**Instrucciones**
Retoma el texto sobre el altar improvisado junto al lago del Bellagio y continúalo a partir de su última oración.
··· Texto del documento ···
El Bellagio es un edificio imponente, enorme, un mastodonte sólido de toques románticos. Sus fuentes de colores, en medio de un gran lago artificial —sorprendente en un desierto como el que se encuentra Las Vegas— son un espectáculo que no hay que perderse cuando uno visita la capital del juego.

Desde el lunes, sin embargo, no hay fuentes ni música ni nada: el agua está mansa, impasible, de duelo. Nadie va a ver el espectáculo de luces y sonido, pero muchos se paran a ver, en una esquinita minúscula, el pequeño altar que se ha hecho a las 59 víctimas del tiroteo más sangriento en la historia de Estados Unidos.

No es más que una cartulina amarilla con un título escueto pero impactante: “En memoria de Route 91”, el festival que la noche del domingo se convirtió en un infierno. Dos niñas pusieron el cartón la mañana del lunes y decenas de personas pasan por ahí para poner velas, flores o escribir un mensaje en memoria de los fallecidos.

“A mi bella madre, te quiero con todo mi corazón y te prometo que te haré sentir orgullosa. Gracias por ser la luz en la vida de todos”, escribió Amber. “A la madre de mi mejor amigo: Cuidaré de Lev. Te quiero: Nicole”, se lee en otro mensaje.

Uno de los más sentidos es el de Robert Patterson. Desde el lunes, Robert se había convertido en una figura conocida en la ciudad, tras recorrer todos los hospitales y centros de salud en busca de su mujer, Lisa; la mañana del martes, derrotado, recibió la peor noticia: su esposa era una de las víctimas de la masacre.

“A mi esposa Lisa: fuiste lo mejor de mi vida y no puedo expresar cuánto echo de menos tu sonrisa y tu hermoso corazón”, escribió a altas horas de la madrugada. “Estoy totalmente perdido. No sé qué voy a hacer”, confesaba en una entrevista televisiva.

En su paseo matinal, Bobby, un hombre alto y fortachón, descubrió el cartel amarillo rodeado de velas al lado del lago del Bellagio. Sin mirar a nadie ni abrir la boca, agarró un bolígrafo rojo y escribió: “Dios nos bendiga a todos”. Y se fue, sin hablar y con la mirada en el suelo.

De su reacción ante la masacre se vio que Bobby no era un turista, porque los que están estos días por Las Vegas parece que no tienen nada que ver con el tiroteo, que la peor masacre de la historia de EU sea sólo un hecho circunstancial. Las pantallas gigantes luminosas quizá no muestran publicidad ni hacen un llamado a espectáculos y la diversión, llenas de plegarias y agradecimientos, pero la ciudad sigue ofreciéndoles juegos de azar sin freno.
··· Datos proporcionados ···
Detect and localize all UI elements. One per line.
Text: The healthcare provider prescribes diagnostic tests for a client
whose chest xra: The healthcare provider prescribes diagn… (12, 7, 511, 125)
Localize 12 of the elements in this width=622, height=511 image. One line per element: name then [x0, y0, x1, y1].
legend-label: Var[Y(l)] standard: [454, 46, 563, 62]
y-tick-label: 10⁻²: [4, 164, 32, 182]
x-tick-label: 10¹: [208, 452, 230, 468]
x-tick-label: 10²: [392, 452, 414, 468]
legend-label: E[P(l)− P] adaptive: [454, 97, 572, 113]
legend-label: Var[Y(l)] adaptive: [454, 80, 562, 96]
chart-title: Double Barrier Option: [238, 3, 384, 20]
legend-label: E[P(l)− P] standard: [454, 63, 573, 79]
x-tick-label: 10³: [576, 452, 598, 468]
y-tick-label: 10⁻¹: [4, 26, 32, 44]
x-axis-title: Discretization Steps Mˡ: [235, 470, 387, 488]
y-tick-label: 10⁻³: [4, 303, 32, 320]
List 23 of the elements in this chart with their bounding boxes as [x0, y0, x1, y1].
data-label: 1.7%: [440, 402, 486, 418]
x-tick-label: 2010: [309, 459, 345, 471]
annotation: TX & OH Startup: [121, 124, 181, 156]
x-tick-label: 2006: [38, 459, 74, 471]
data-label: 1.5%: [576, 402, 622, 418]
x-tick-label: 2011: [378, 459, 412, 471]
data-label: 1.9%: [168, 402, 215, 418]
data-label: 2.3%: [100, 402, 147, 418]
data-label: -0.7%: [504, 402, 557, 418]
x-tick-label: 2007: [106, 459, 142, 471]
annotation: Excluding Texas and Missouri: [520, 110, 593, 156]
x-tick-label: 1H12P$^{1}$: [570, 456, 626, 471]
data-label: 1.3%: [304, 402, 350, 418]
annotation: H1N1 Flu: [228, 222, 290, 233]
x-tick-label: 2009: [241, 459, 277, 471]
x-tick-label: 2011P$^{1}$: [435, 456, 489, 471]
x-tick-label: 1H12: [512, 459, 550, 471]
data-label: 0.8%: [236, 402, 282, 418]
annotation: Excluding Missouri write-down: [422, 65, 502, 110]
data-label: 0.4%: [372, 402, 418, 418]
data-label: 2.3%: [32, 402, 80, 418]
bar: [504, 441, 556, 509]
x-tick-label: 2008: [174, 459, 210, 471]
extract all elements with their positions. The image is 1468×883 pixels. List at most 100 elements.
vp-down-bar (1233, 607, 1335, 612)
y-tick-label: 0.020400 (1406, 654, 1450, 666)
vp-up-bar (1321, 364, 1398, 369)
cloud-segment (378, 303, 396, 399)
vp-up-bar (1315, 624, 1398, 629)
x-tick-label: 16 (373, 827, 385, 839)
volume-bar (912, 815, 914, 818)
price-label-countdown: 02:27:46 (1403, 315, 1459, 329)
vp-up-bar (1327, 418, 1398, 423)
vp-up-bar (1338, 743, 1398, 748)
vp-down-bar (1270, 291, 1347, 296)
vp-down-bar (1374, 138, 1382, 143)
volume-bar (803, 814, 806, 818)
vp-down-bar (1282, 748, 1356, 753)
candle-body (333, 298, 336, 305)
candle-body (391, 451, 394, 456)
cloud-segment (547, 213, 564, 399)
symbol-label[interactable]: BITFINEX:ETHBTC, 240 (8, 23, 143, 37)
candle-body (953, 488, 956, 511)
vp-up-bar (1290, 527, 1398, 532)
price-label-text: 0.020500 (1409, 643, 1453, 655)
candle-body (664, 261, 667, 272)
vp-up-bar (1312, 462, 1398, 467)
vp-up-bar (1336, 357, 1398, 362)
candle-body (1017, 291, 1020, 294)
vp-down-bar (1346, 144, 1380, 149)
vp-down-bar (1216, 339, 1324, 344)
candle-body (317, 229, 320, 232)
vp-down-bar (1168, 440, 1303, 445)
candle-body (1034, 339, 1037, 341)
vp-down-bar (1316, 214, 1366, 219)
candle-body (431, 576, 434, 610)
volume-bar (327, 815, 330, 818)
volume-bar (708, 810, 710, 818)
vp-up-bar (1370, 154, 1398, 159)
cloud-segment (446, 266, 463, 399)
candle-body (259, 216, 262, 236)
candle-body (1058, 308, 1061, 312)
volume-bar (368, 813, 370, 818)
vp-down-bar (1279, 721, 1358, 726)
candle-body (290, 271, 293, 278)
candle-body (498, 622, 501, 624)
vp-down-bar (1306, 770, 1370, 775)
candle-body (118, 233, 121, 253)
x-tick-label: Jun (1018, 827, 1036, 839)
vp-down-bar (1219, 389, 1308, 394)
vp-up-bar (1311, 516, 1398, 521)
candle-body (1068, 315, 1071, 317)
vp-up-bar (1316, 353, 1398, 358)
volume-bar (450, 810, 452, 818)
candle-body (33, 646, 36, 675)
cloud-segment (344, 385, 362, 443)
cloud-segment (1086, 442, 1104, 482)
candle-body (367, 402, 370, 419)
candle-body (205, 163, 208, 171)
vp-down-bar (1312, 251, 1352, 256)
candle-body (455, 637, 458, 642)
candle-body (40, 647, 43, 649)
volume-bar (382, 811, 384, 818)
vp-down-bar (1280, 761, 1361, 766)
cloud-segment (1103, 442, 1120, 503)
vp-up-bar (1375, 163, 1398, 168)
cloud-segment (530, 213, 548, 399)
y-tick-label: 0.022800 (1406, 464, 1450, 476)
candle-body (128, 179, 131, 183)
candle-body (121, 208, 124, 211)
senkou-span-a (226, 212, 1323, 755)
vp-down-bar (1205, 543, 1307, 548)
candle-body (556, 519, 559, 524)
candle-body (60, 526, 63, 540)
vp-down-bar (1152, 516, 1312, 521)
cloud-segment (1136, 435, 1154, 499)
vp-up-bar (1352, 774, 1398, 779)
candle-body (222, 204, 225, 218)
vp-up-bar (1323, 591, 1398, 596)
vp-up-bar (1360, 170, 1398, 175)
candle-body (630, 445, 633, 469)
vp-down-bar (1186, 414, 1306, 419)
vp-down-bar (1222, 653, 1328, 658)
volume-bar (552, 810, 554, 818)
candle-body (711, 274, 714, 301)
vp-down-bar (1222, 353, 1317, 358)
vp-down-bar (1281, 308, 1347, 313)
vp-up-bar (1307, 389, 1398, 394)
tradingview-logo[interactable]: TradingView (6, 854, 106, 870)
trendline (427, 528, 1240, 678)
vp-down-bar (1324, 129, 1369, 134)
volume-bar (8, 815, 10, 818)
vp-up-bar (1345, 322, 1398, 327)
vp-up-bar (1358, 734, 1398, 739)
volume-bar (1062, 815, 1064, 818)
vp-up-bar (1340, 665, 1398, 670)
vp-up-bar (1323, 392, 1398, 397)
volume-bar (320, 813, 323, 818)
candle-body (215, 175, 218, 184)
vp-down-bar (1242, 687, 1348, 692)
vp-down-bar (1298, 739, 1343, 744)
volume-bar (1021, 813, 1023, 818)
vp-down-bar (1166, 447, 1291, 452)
···
**Respuesta de la tarea**
Los locales, en cambio, todavía no salen de su asombro. “Es irreal, increíble”, dice Joe, taxista. “Todavía no entiendo nada”, confiesa.

Hace días que su entorno no habla de otra cosa, tejiendo hipótesis sobre cómo Stephen Paddok, el autor de la matanza, metió tantas armas, más de 20, a un hotel.

Ayer regresaron las vigilias silenciosas, las velas y las flores: una congoja compartida mientras siguen esperando que alguien resuelva la duda más inquietante: por qué; qué motivo hubo para que un hombre en apariencia normal destrozara la idiosincrasia de Las Vegas.

A pocos metros al norte de The Strip, el centro neurálgico de Las Vegas, se ha situado el kilómetro cero del duelo: el centro de atención a familiares y víctimas. El goteo de personas ha disminuido con respecto al lunes, cuando era un río de gente con fotografías en la mano preguntando por sus seres queridos.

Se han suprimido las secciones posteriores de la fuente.